══ Dati forniti

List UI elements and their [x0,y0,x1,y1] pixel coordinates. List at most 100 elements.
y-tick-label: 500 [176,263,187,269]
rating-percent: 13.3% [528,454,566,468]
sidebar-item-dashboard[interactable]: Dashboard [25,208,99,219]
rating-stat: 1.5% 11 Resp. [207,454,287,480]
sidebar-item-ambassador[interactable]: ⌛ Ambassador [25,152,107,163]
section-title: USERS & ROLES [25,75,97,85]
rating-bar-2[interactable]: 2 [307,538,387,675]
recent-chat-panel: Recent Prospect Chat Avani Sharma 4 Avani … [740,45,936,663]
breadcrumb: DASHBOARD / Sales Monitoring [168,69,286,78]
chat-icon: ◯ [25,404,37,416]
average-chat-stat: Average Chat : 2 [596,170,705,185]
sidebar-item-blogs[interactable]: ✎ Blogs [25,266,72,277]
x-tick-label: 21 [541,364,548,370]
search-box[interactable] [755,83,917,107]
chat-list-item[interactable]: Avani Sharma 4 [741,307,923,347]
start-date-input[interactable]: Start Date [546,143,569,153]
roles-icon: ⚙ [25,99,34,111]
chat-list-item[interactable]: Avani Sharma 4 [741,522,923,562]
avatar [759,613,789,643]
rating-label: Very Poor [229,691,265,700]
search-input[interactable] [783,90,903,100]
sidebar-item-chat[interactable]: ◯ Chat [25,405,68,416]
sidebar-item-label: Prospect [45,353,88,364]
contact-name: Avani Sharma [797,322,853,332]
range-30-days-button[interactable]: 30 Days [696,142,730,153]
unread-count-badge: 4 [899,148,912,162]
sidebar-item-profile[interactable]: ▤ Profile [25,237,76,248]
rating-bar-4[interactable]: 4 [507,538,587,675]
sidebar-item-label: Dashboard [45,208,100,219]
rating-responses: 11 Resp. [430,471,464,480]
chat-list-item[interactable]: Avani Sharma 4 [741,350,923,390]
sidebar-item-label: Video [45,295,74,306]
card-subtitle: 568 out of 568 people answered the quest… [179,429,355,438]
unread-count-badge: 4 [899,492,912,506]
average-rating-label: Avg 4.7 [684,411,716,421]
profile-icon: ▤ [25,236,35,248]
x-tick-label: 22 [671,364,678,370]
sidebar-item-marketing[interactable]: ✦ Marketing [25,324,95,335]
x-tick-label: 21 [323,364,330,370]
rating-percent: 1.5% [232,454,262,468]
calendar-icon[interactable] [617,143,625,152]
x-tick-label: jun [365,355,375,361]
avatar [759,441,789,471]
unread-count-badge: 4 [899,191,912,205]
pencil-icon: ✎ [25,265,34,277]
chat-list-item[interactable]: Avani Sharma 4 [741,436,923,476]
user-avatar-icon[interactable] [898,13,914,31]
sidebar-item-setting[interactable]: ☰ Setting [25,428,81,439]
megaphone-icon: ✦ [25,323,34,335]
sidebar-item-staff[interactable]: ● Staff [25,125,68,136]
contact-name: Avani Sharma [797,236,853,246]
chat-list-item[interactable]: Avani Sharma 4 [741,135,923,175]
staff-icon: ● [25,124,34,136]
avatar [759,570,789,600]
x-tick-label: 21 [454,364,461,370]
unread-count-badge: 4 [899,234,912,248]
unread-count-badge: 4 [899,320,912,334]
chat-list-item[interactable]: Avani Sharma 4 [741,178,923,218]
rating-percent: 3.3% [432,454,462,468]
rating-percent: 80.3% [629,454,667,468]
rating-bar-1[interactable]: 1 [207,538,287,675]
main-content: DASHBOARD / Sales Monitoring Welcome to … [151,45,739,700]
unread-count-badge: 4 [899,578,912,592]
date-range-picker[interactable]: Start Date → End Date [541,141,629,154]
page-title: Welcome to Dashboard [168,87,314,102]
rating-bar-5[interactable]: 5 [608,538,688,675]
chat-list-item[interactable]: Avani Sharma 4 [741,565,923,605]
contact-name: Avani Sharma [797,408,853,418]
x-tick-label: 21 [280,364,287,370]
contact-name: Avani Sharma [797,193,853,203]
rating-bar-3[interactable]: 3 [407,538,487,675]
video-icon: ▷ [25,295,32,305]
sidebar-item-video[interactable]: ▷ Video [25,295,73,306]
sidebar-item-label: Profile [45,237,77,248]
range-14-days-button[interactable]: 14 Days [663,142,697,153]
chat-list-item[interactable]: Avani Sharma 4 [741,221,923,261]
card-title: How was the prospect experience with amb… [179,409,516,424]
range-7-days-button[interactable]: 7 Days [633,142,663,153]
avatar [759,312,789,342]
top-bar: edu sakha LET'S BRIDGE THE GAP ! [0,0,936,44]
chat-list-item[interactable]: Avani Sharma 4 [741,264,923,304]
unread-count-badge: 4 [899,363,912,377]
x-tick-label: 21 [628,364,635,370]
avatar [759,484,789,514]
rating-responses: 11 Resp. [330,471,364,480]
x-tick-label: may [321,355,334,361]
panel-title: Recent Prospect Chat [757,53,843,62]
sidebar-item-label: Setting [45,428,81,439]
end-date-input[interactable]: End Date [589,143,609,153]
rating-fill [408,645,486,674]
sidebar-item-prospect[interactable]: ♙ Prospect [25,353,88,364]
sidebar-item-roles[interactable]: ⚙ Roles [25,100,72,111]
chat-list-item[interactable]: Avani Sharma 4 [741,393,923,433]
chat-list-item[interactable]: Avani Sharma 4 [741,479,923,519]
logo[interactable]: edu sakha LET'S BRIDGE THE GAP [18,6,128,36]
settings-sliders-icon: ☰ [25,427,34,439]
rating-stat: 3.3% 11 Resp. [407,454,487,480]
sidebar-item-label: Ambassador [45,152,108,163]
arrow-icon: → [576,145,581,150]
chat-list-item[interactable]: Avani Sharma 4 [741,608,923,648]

════

▶ **Lavoro richiesto**:
Per favore, cita senza modifiche le righe dei record qui sopra, partendo dall'inizio dei record e proseguendo fino alla riga che contiene "section-title: USERS & ROLES [25,75,97,85]", con entrambi gli estremi inclusi.

▶ **Il risultato**:
List UI elements and their [x0,y0,x1,y1] pixel coordinates. List at most 100 elements.
y-tick-label: 500 [176,263,187,269]
rating-percent: 13.3% [528,454,566,468]
sidebar-item-dashboard[interactable]: Dashboard [25,208,99,219]
rating-stat: 1.5% 11 Resp. [207,454,287,480]
sidebar-item-ambassador[interactable]: ⌛ Ambassador [25,152,107,163]
section-title: USERS & ROLES [25,75,97,85]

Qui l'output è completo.